(Excerpt from a dataset)
- - - - -
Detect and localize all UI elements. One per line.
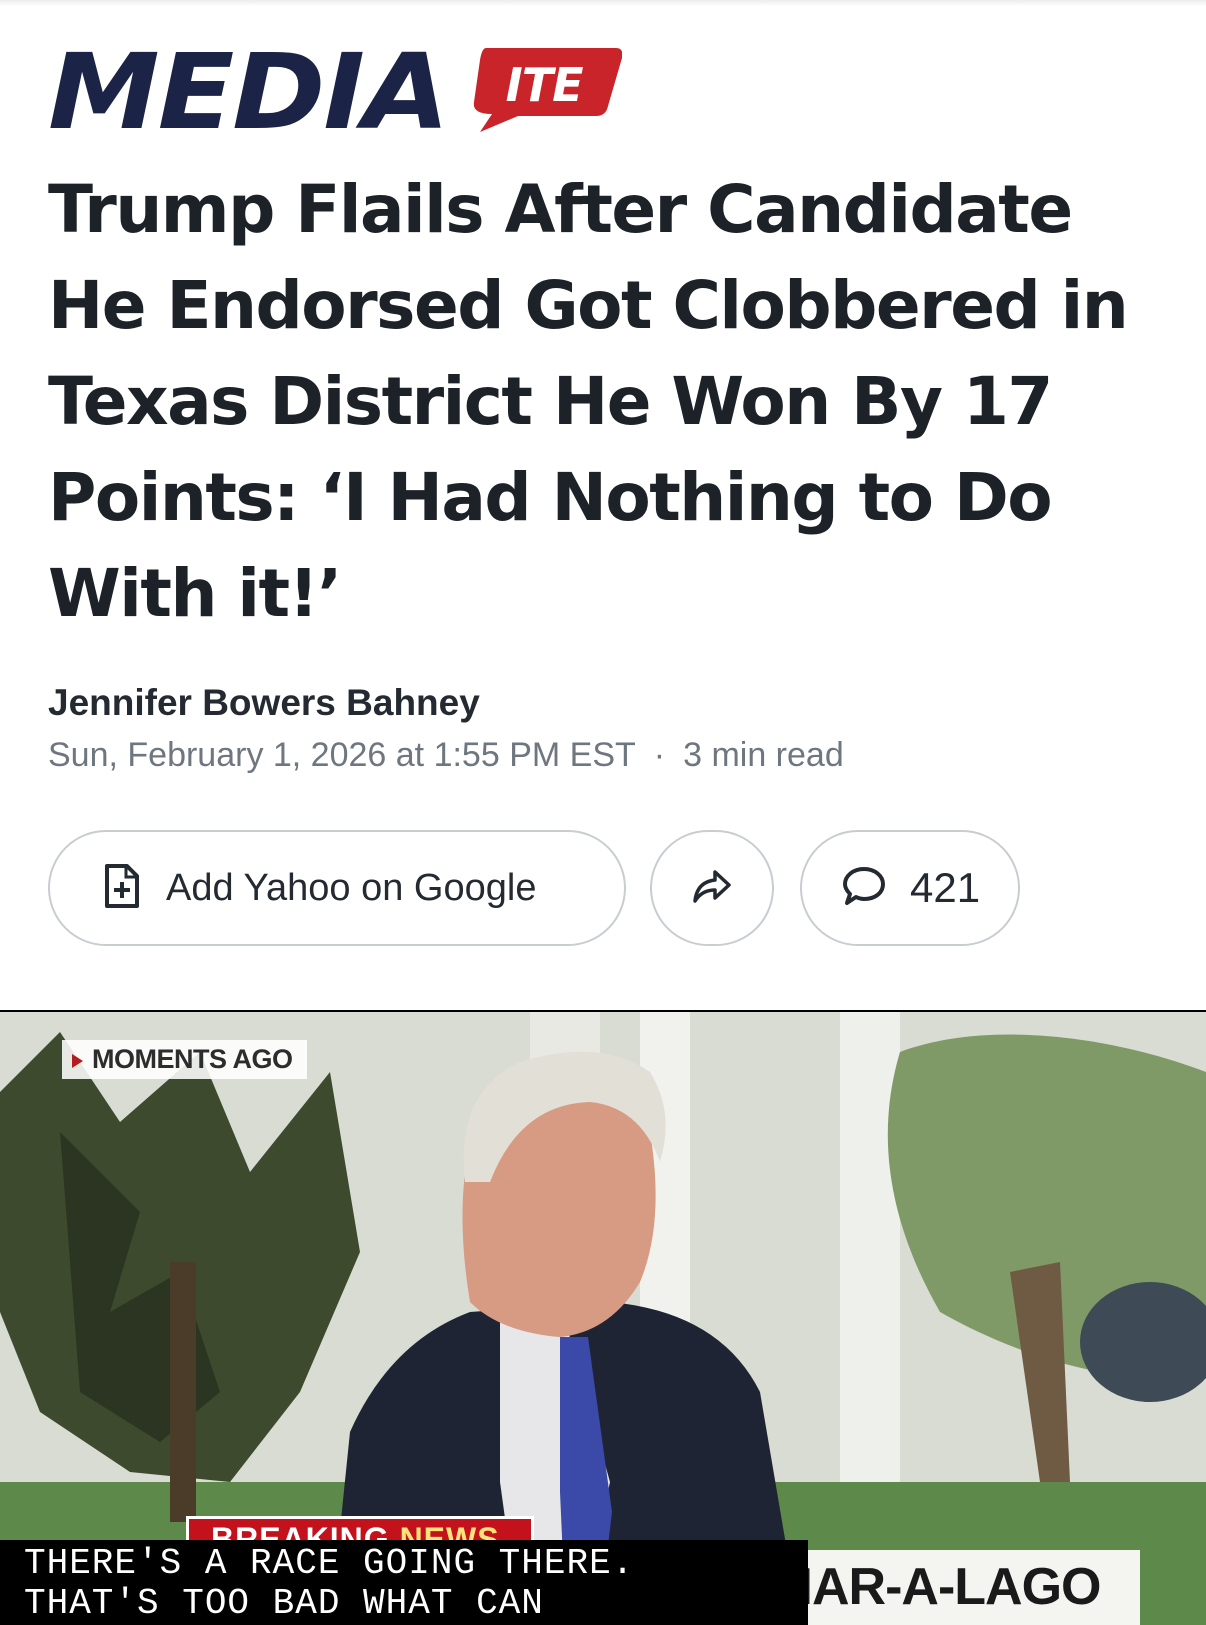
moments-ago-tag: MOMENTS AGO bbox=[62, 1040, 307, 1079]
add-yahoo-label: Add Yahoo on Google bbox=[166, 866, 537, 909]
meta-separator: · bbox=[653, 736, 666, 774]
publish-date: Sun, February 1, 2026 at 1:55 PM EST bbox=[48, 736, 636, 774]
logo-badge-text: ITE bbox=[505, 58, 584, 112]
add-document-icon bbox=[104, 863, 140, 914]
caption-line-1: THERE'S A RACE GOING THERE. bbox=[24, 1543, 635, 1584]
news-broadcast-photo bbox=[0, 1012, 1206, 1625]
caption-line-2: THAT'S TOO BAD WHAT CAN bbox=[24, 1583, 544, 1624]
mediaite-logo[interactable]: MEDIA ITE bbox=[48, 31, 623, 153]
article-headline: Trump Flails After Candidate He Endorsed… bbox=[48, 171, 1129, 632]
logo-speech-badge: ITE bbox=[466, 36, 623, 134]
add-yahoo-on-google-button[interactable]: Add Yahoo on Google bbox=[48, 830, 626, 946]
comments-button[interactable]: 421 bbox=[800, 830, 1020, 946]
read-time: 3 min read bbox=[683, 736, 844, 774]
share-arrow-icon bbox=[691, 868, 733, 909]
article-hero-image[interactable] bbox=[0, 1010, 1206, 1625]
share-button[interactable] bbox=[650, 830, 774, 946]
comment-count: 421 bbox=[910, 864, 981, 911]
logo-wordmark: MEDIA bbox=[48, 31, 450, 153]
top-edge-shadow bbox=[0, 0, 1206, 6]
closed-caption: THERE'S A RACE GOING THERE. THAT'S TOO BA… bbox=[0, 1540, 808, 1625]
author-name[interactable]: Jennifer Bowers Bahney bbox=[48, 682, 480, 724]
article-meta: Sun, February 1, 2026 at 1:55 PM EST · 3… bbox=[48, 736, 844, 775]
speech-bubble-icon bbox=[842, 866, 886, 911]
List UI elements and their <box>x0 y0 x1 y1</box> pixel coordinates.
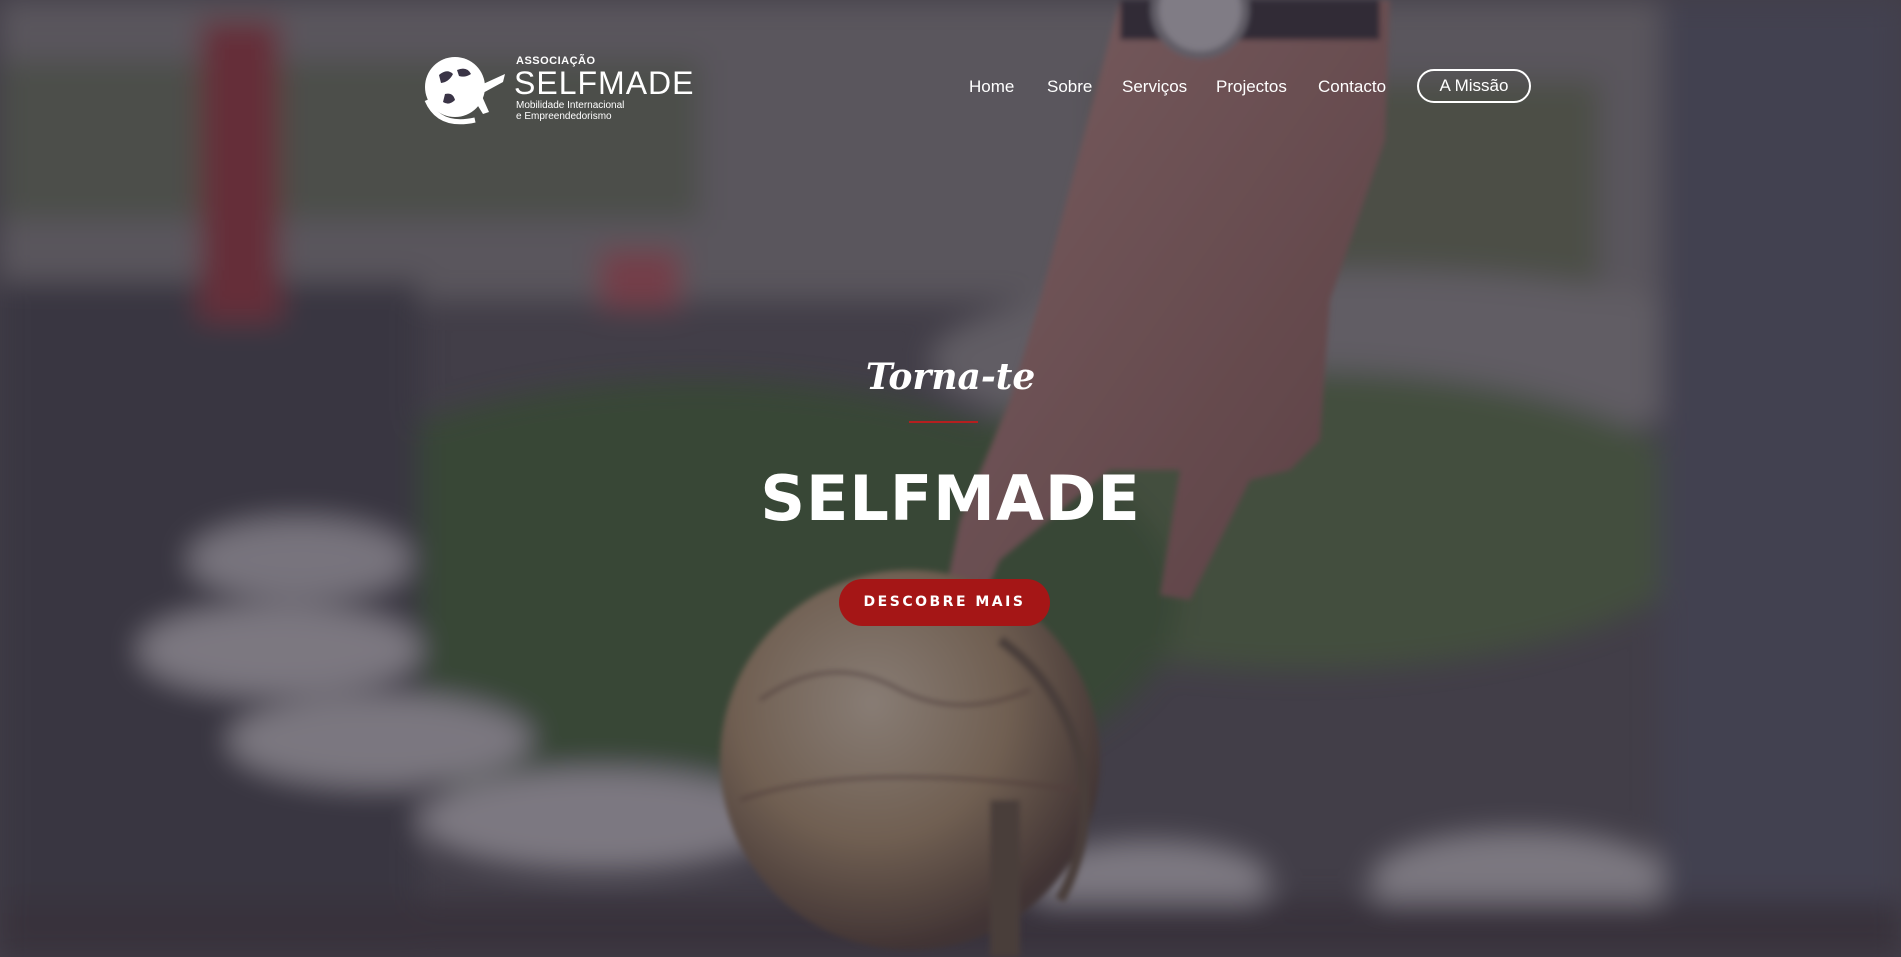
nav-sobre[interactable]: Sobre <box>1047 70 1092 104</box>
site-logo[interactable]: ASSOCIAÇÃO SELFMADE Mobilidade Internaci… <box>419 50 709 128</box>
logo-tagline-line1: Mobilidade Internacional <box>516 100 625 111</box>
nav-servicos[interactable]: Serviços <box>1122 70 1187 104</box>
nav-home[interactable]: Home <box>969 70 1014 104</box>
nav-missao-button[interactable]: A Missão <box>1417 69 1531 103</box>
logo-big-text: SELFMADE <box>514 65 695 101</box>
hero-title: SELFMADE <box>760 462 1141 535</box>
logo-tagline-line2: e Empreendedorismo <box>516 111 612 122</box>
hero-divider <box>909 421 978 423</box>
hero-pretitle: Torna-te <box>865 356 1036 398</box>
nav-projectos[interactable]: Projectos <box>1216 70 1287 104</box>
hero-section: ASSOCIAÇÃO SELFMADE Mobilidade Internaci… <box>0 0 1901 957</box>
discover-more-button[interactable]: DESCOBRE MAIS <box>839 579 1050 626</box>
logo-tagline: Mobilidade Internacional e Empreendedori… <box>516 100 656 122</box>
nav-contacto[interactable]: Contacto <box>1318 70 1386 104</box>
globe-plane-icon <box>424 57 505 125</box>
- - - - -
Please report how many lines of the material above contain the string "meta", counting only matches with the same case. Give the number alone.

RESPONSE FOR THIS EXERCISE — 2